Prompt: Provide nothing but the number of lines containing the string "name".

Provided data:
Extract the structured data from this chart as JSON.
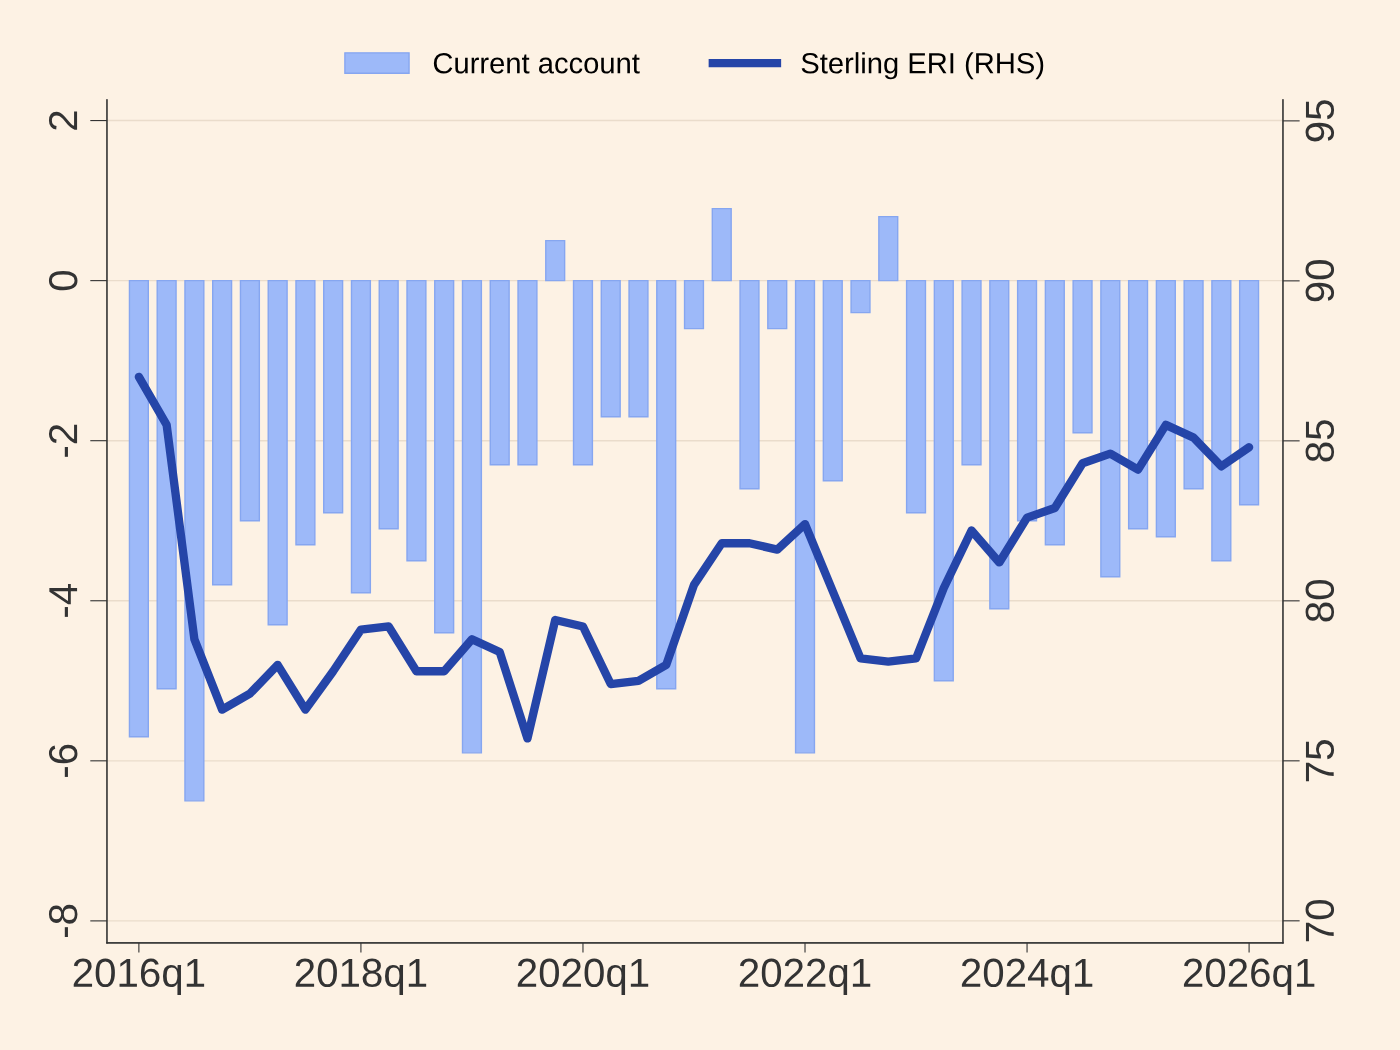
{
  "chart_data": {
    "type": "bar",
    "categories": [
      "2016q1",
      null,
      null,
      null,
      null,
      null,
      null,
      null,
      "2018q1",
      null,
      null,
      null,
      null,
      null,
      null,
      null,
      "2020q1",
      null,
      null,
      null,
      null,
      null,
      null,
      null,
      "2022q1",
      null,
      null,
      null,
      null,
      null,
      null,
      null,
      "2024q1",
      null,
      null,
      null,
      null,
      null,
      null,
      null,
      "2026q1"
    ],
    "series": [
      {
        "name": "Current account",
        "color": "#9db9f9",
        "values": [
          -5.7,
          -5.1,
          -6.5,
          -3.8,
          -3.0,
          -4.3,
          -3.3,
          -2.9,
          -3.9,
          -3.1,
          -3.5,
          -4.4,
          -5.9,
          -2.3,
          -2.3,
          0.5,
          -2.3,
          -1.7,
          -1.7,
          -5.1,
          -0.6,
          0.9,
          -2.6,
          -0.6,
          -5.9,
          -2.5,
          -0.4,
          0.8,
          -2.9,
          -5.0,
          -2.3,
          -4.1,
          -3.0,
          -3.3,
          -1.9,
          -3.7,
          -3.1,
          -3.2,
          -2.6,
          -3.5,
          -2.8
        ]
      },
      {
        "name": "Sterling ERI (RHS)",
        "type": "line",
        "axis": "y2",
        "color": "#2545a8",
        "values": [
          87.0,
          85.5,
          78.8,
          76.6,
          77.1,
          78.0,
          76.6,
          77.8,
          79.1,
          79.2,
          77.8,
          77.8,
          78.8,
          78.4,
          75.7,
          79.4,
          79.2,
          77.4,
          77.5,
          78.0,
          80.5,
          81.8,
          81.8,
          81.6,
          82.4,
          80.3,
          78.2,
          78.1,
          78.2,
          80.4,
          82.2,
          81.2,
          82.6,
          82.9,
          84.3,
          84.6,
          84.1,
          85.5,
          85.1,
          84.2,
          84.8
        ]
      }
    ],
    "ylim": [
      -8.275,
      2.26
    ],
    "yticks": [
      -8,
      -6,
      -4,
      -2,
      0,
      2
    ],
    "y2lim": [
      69.31,
      95.66
    ],
    "y2ticks": [
      70,
      75,
      80,
      85,
      90,
      95
    ],
    "grid": "y",
    "legend": "top"
  }
}
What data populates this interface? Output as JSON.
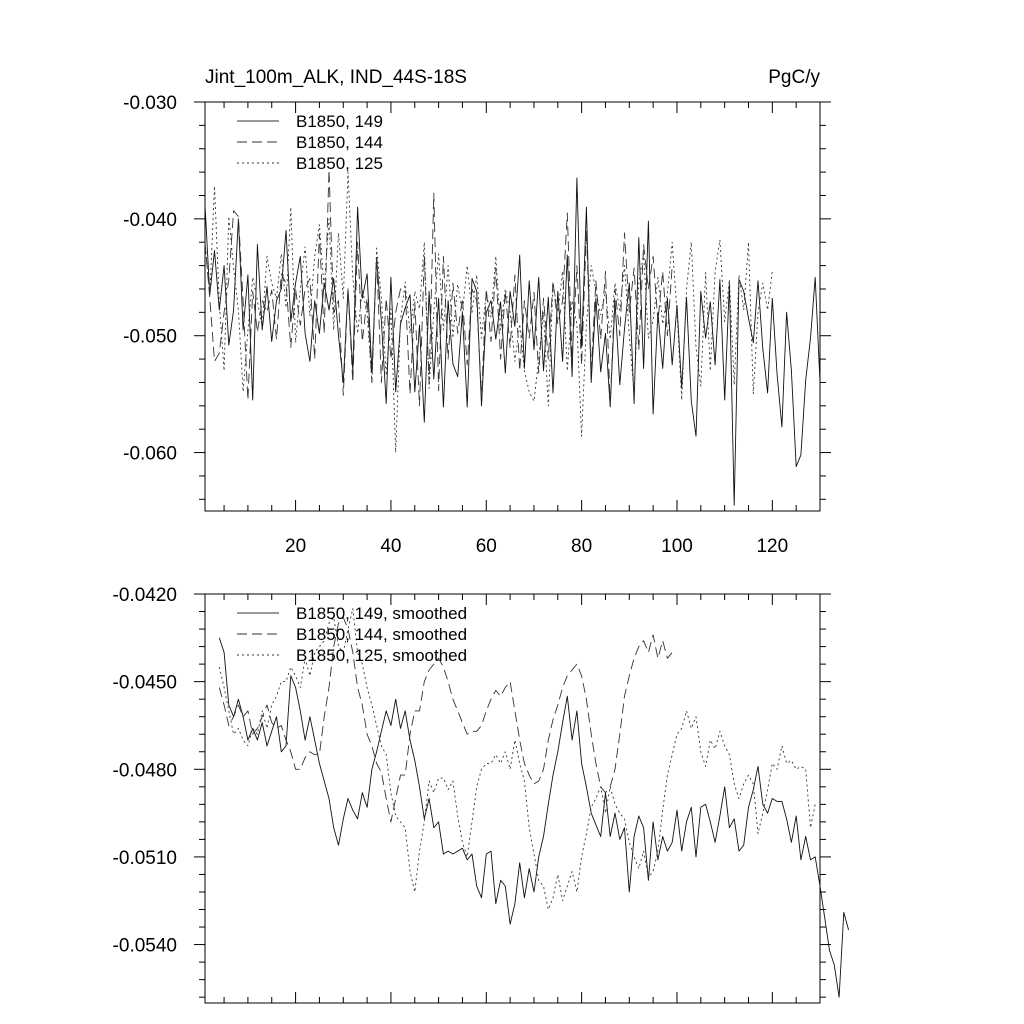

Result of this task: 2